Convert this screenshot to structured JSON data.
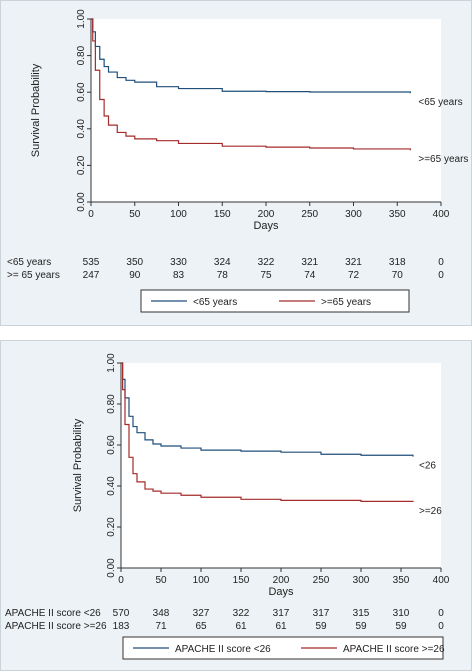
{
  "chart_data": [
    {
      "type": "line",
      "xlabel": "Days",
      "ylabel": "Survival Probability",
      "xlim": [
        0,
        400
      ],
      "ylim": [
        0,
        1
      ],
      "x_ticks": [
        "0",
        "50",
        "100",
        "150",
        "200",
        "250",
        "300",
        "350",
        "400"
      ],
      "y_ticks": [
        "0.00",
        "0.20",
        "0.40",
        "0.60",
        "0.80",
        "1.00"
      ],
      "series": [
        {
          "name": "<65 years",
          "color": "#1f4e79",
          "x": [
            0,
            2,
            5,
            10,
            15,
            20,
            30,
            40,
            50,
            75,
            100,
            150,
            200,
            250,
            300,
            365
          ],
          "y": [
            1.0,
            0.93,
            0.85,
            0.78,
            0.74,
            0.71,
            0.68,
            0.665,
            0.655,
            0.63,
            0.62,
            0.605,
            0.603,
            0.601,
            0.601,
            0.595
          ]
        },
        {
          "name": ">=65 years",
          "color": "#a52a2a",
          "x": [
            0,
            2,
            5,
            10,
            15,
            20,
            30,
            40,
            50,
            75,
            100,
            150,
            200,
            250,
            300,
            365
          ],
          "y": [
            1.0,
            0.88,
            0.72,
            0.56,
            0.47,
            0.42,
            0.38,
            0.36,
            0.345,
            0.335,
            0.32,
            0.305,
            0.3,
            0.295,
            0.29,
            0.283
          ]
        }
      ],
      "curve_labels": [
        "<65 years",
        ">=65 years"
      ],
      "risk_table": {
        "rows": [
          {
            "label": "<65 years",
            "values": [
              "535",
              "350",
              "330",
              "324",
              "322",
              "321",
              "321",
              "318",
              "0"
            ]
          },
          {
            "label": ">= 65 years",
            "values": [
              "247",
              "90",
              "83",
              "78",
              "75",
              "74",
              "72",
              "70",
              "0"
            ]
          }
        ]
      },
      "legend": [
        "<65 years",
        ">=65 years"
      ],
      "legend_position": "bottom"
    },
    {
      "type": "line",
      "xlabel": "Days",
      "ylabel": "Survival Probability",
      "xlim": [
        0,
        400
      ],
      "ylim": [
        0,
        1
      ],
      "x_ticks": [
        "0",
        "50",
        "100",
        "150",
        "200",
        "250",
        "300",
        "350",
        "400"
      ],
      "y_ticks": [
        "0.00",
        "0.20",
        "0.40",
        "0.60",
        "0.80",
        "1.00"
      ],
      "series": [
        {
          "name": "APACHE II score <26",
          "color": "#1f4e79",
          "x": [
            0,
            2,
            5,
            10,
            15,
            20,
            30,
            40,
            50,
            75,
            100,
            150,
            200,
            250,
            300,
            365
          ],
          "y": [
            1.0,
            0.92,
            0.83,
            0.74,
            0.69,
            0.66,
            0.625,
            0.605,
            0.595,
            0.585,
            0.575,
            0.57,
            0.565,
            0.555,
            0.55,
            0.543
          ]
        },
        {
          "name": "APACHE II score >=26",
          "color": "#a52a2a",
          "x": [
            0,
            2,
            5,
            10,
            15,
            20,
            30,
            40,
            50,
            75,
            100,
            150,
            200,
            250,
            300,
            365
          ],
          "y": [
            1.0,
            0.87,
            0.7,
            0.54,
            0.46,
            0.42,
            0.385,
            0.375,
            0.365,
            0.355,
            0.345,
            0.335,
            0.33,
            0.33,
            0.325,
            0.322
          ]
        }
      ],
      "curve_labels": [
        "<26",
        ">=26"
      ],
      "risk_table": {
        "rows": [
          {
            "label": "APACHE II score <26",
            "values": [
              "570",
              "348",
              "327",
              "322",
              "317",
              "317",
              "315",
              "310",
              "0"
            ]
          },
          {
            "label": "APACHE II score >=26",
            "values": [
              "183",
              "71",
              "65",
              "61",
              "61",
              "59",
              "59",
              "59",
              "0"
            ]
          }
        ]
      },
      "legend": [
        "APACHE II score <26",
        "APACHE II score >=26"
      ],
      "legend_position": "bottom"
    }
  ]
}
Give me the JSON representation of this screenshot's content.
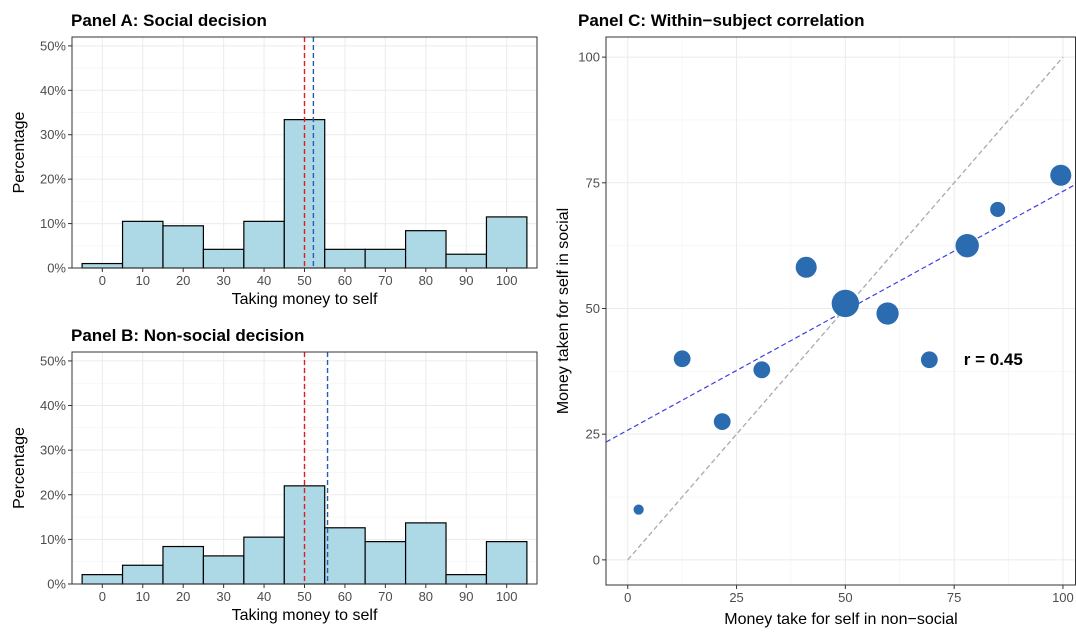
{
  "chart_data": [
    {
      "type": "bar",
      "panel": "A",
      "title": "Panel A: Social decision",
      "xlabel": "Taking money to self",
      "ylabel": "Percentage",
      "categories": [
        "0",
        "10",
        "20",
        "30",
        "40",
        "50",
        "60",
        "70",
        "80",
        "90",
        "100"
      ],
      "values": [
        1.0,
        10.5,
        9.5,
        4.2,
        10.5,
        33.4,
        4.2,
        4.2,
        8.4,
        3.1,
        11.5
      ],
      "ylim": [
        0,
        52
      ],
      "yticks": [
        "0%",
        "10%",
        "20%",
        "30%",
        "40%",
        "50%"
      ],
      "ytick_values": [
        0,
        10,
        20,
        30,
        40,
        50
      ],
      "vlines": [
        {
          "x": 50,
          "color": "#e41a1c",
          "style": "dashed"
        },
        {
          "x": 52.2,
          "color": "#1f5fb0",
          "style": "dashed"
        }
      ],
      "grid": true
    },
    {
      "type": "bar",
      "panel": "B",
      "title": "Panel B: Non-social decision",
      "xlabel": "Taking money to self",
      "ylabel": "Percentage",
      "categories": [
        "0",
        "10",
        "20",
        "30",
        "40",
        "50",
        "60",
        "70",
        "80",
        "90",
        "100"
      ],
      "values": [
        2.1,
        4.2,
        8.4,
        6.3,
        10.5,
        22.0,
        12.6,
        9.5,
        13.7,
        2.1,
        9.5
      ],
      "ylim": [
        0,
        52
      ],
      "yticks": [
        "0%",
        "10%",
        "20%",
        "30%",
        "40%",
        "50%"
      ],
      "ytick_values": [
        0,
        10,
        20,
        30,
        40,
        50
      ],
      "vlines": [
        {
          "x": 50,
          "color": "#e41a1c",
          "style": "dashed"
        },
        {
          "x": 55.7,
          "color": "#1f5fb0",
          "style": "dashed"
        }
      ],
      "grid": true
    },
    {
      "type": "scatter",
      "panel": "C",
      "title": "Panel C: Within−subject correlation",
      "xlabel": "Money take for self in non−social",
      "ylabel": "Money taken for self in social",
      "xlim": [
        -5,
        103
      ],
      "ylim": [
        -5,
        104
      ],
      "xticks": [
        0,
        25,
        50,
        75,
        100
      ],
      "yticks": [
        0,
        25,
        50,
        75,
        100
      ],
      "points": [
        {
          "x": 2.5,
          "y": 10,
          "size": 1
        },
        {
          "x": 12.5,
          "y": 40,
          "size": 4
        },
        {
          "x": 21.7,
          "y": 27.5,
          "size": 4
        },
        {
          "x": 30.8,
          "y": 37.8,
          "size": 4
        },
        {
          "x": 41,
          "y": 58.2,
          "size": 7
        },
        {
          "x": 50,
          "y": 51,
          "size": 13
        },
        {
          "x": 59.7,
          "y": 49,
          "size": 8
        },
        {
          "x": 69.3,
          "y": 39.8,
          "size": 4
        },
        {
          "x": 78,
          "y": 62.5,
          "size": 9
        },
        {
          "x": 85,
          "y": 69.7,
          "size": 3
        },
        {
          "x": 99.5,
          "y": 76.5,
          "size": 7
        }
      ],
      "point_color": "#2b6cb0",
      "identity_line": {
        "from": [
          0,
          0
        ],
        "to": [
          100,
          100
        ],
        "color": "#aaaaaa",
        "style": "dashed"
      },
      "fit_line": {
        "intercept": 25.8,
        "slope": 0.475,
        "color": "#3f3fdf",
        "style": "dashed"
      },
      "annotation": "r =  0.45",
      "annotation_pos": [
        84,
        40
      ],
      "grid": true
    }
  ]
}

● ● ● ●

* [Problem description] Retype every record above exactly as written, but leave out the pictures.

* [Expected output]
Convert this screenshot to structured JSON data.
{
  "chart_data": [
    {
      "type": "line",
      "xlabel": "Days",
      "ylabel": "Survival Probability",
      "xlim": [
        0,
        400
      ],
      "ylim": [
        0,
        1
      ],
      "x_ticks": [
        "0",
        "50",
        "100",
        "150",
        "200",
        "250",
        "300",
        "350",
        "400"
      ],
      "y_ticks": [
        "0.00",
        "0.20",
        "0.40",
        "0.60",
        "0.80",
        "1.00"
      ],
      "series": [
        {
          "name": "<65 years",
          "color": "#1f4e79",
          "x": [
            0,
            2,
            5,
            10,
            15,
            20,
            30,
            40,
            50,
            75,
            100,
            150,
            200,
            250,
            300,
            365
          ],
          "y": [
            1.0,
            0.93,
            0.85,
            0.78,
            0.74,
            0.71,
            0.68,
            0.665,
            0.655,
            0.63,
            0.62,
            0.605,
            0.603,
            0.601,
            0.601,
            0.595
          ]
        },
        {
          "name": ">=65 years",
          "color": "#a52a2a",
          "x": [
            0,
            2,
            5,
            10,
            15,
            20,
            30,
            40,
            50,
            75,
            100,
            150,
            200,
            250,
            300,
            365
          ],
          "y": [
            1.0,
            0.88,
            0.72,
            0.56,
            0.47,
            0.42,
            0.38,
            0.36,
            0.345,
            0.335,
            0.32,
            0.305,
            0.3,
            0.295,
            0.29,
            0.283
          ]
        }
      ],
      "curve_labels": [
        "<65 years",
        ">=65 years"
      ],
      "risk_table": {
        "rows": [
          {
            "label": "<65 years",
            "values": [
              "535",
              "350",
              "330",
              "324",
              "322",
              "321",
              "321",
              "318",
              "0"
            ]
          },
          {
            "label": ">= 65 years",
            "values": [
              "247",
              "90",
              "83",
              "78",
              "75",
              "74",
              "72",
              "70",
              "0"
            ]
          }
        ]
      },
      "legend": [
        "<65 years",
        ">=65 years"
      ],
      "legend_position": "bottom"
    },
    {
      "type": "line",
      "xlabel": "Days",
      "ylabel": "Survival Probability",
      "xlim": [
        0,
        400
      ],
      "ylim": [
        0,
        1
      ],
      "x_ticks": [
        "0",
        "50",
        "100",
        "150",
        "200",
        "250",
        "300",
        "350",
        "400"
      ],
      "y_ticks": [
        "0.00",
        "0.20",
        "0.40",
        "0.60",
        "0.80",
        "1.00"
      ],
      "series": [
        {
          "name": "APACHE II score <26",
          "color": "#1f4e79",
          "x": [
            0,
            2,
            5,
            10,
            15,
            20,
            30,
            40,
            50,
            75,
            100,
            150,
            200,
            250,
            300,
            365
          ],
          "y": [
            1.0,
            0.92,
            0.83,
            0.74,
            0.69,
            0.66,
            0.625,
            0.605,
            0.595,
            0.585,
            0.575,
            0.57,
            0.565,
            0.555,
            0.55,
            0.543
          ]
        },
        {
          "name": "APACHE II score >=26",
          "color": "#a52a2a",
          "x": [
            0,
            2,
            5,
            10,
            15,
            20,
            30,
            40,
            50,
            75,
            100,
            150,
            200,
            250,
            300,
            365
          ],
          "y": [
            1.0,
            0.87,
            0.7,
            0.54,
            0.46,
            0.42,
            0.385,
            0.375,
            0.365,
            0.355,
            0.345,
            0.335,
            0.33,
            0.33,
            0.325,
            0.322
          ]
        }
      ],
      "curve_labels": [
        "<26",
        ">=26"
      ],
      "risk_table": {
        "rows": [
          {
            "label": "APACHE II score <26",
            "values": [
              "570",
              "348",
              "327",
              "322",
              "317",
              "317",
              "315",
              "310",
              "0"
            ]
          },
          {
            "label": "APACHE II score >=26",
            "values": [
              "183",
              "71",
              "65",
              "61",
              "61",
              "59",
              "59",
              "59",
              "0"
            ]
          }
        ]
      },
      "legend": [
        "APACHE II score <26",
        "APACHE II score >=26"
      ],
      "legend_position": "bottom"
    }
  ]
}
Give me the JSON representation of this screenshot's content.
{
  "chart_data": [
    {
      "type": "bar",
      "panel": "A",
      "title": "Panel A: Social decision",
      "xlabel": "Taking money to self",
      "ylabel": "Percentage",
      "categories": [
        "0",
        "10",
        "20",
        "30",
        "40",
        "50",
        "60",
        "70",
        "80",
        "90",
        "100"
      ],
      "values": [
        1.0,
        10.5,
        9.5,
        4.2,
        10.5,
        33.4,
        4.2,
        4.2,
        8.4,
        3.1,
        11.5
      ],
      "ylim": [
        0,
        52
      ],
      "yticks": [
        "0%",
        "10%",
        "20%",
        "30%",
        "40%",
        "50%"
      ],
      "ytick_values": [
        0,
        10,
        20,
        30,
        40,
        50
      ],
      "vlines": [
        {
          "x": 50,
          "color": "#e41a1c",
          "style": "dashed"
        },
        {
          "x": 52.2,
          "color": "#1f5fb0",
          "style": "dashed"
        }
      ],
      "grid": true
    },
    {
      "type": "bar",
      "panel": "B",
      "title": "Panel B: Non-social decision",
      "xlabel": "Taking money to self",
      "ylabel": "Percentage",
      "categories": [
        "0",
        "10",
        "20",
        "30",
        "40",
        "50",
        "60",
        "70",
        "80",
        "90",
        "100"
      ],
      "values": [
        2.1,
        4.2,
        8.4,
        6.3,
        10.5,
        22.0,
        12.6,
        9.5,
        13.7,
        2.1,
        9.5
      ],
      "ylim": [
        0,
        52
      ],
      "yticks": [
        "0%",
        "10%",
        "20%",
        "30%",
        "40%",
        "50%"
      ],
      "ytick_values": [
        0,
        10,
        20,
        30,
        40,
        50
      ],
      "vlines": [
        {
          "x": 50,
          "color": "#e41a1c",
          "style": "dashed"
        },
        {
          "x": 55.7,
          "color": "#1f5fb0",
          "style": "dashed"
        }
      ],
      "grid": true
    },
    {
      "type": "scatter",
      "panel": "C",
      "title": "Panel C: Within−subject correlation",
      "xlabel": "Money take for self in non−social",
      "ylabel": "Money taken for self in social",
      "xlim": [
        -5,
        103
      ],
      "ylim": [
        -5,
        104
      ],
      "xticks": [
        0,
        25,
        50,
        75,
        100
      ],
      "yticks": [
        0,
        25,
        50,
        75,
        100
      ],
      "points": [
        {
          "x": 2.5,
          "y": 10,
          "size": 1
        },
        {
          "x": 12.5,
          "y": 40,
          "size": 4
        },
        {
          "x": 21.7,
          "y": 27.5,
          "size": 4
        },
        {
          "x": 30.8,
          "y": 37.8,
          "size": 4
        },
        {
          "x": 41,
          "y": 58.2,
          "size": 7
        },
        {
          "x": 50,
          "y": 51,
          "size": 13
        },
        {
          "x": 59.7,
          "y": 49,
          "size": 8
        },
        {
          "x": 69.3,
          "y": 39.8,
          "size": 4
        },
        {
          "x": 78,
          "y": 62.5,
          "size": 9
        },
        {
          "x": 85,
          "y": 69.7,
          "size": 3
        },
        {
          "x": 99.5,
          "y": 76.5,
          "size": 7
        }
      ],
      "point_color": "#2b6cb0",
      "identity_line": {
        "from": [
          0,
          0
        ],
        "to": [
          100,
          100
        ],
        "color": "#aaaaaa",
        "style": "dashed"
      },
      "fit_line": {
        "intercept": 25.8,
        "slope": 0.475,
        "color": "#3f3fdf",
        "style": "dashed"
      },
      "annotation": "r =  0.45",
      "annotation_pos": [
        84,
        40
      ],
      "grid": true
    }
  ]
}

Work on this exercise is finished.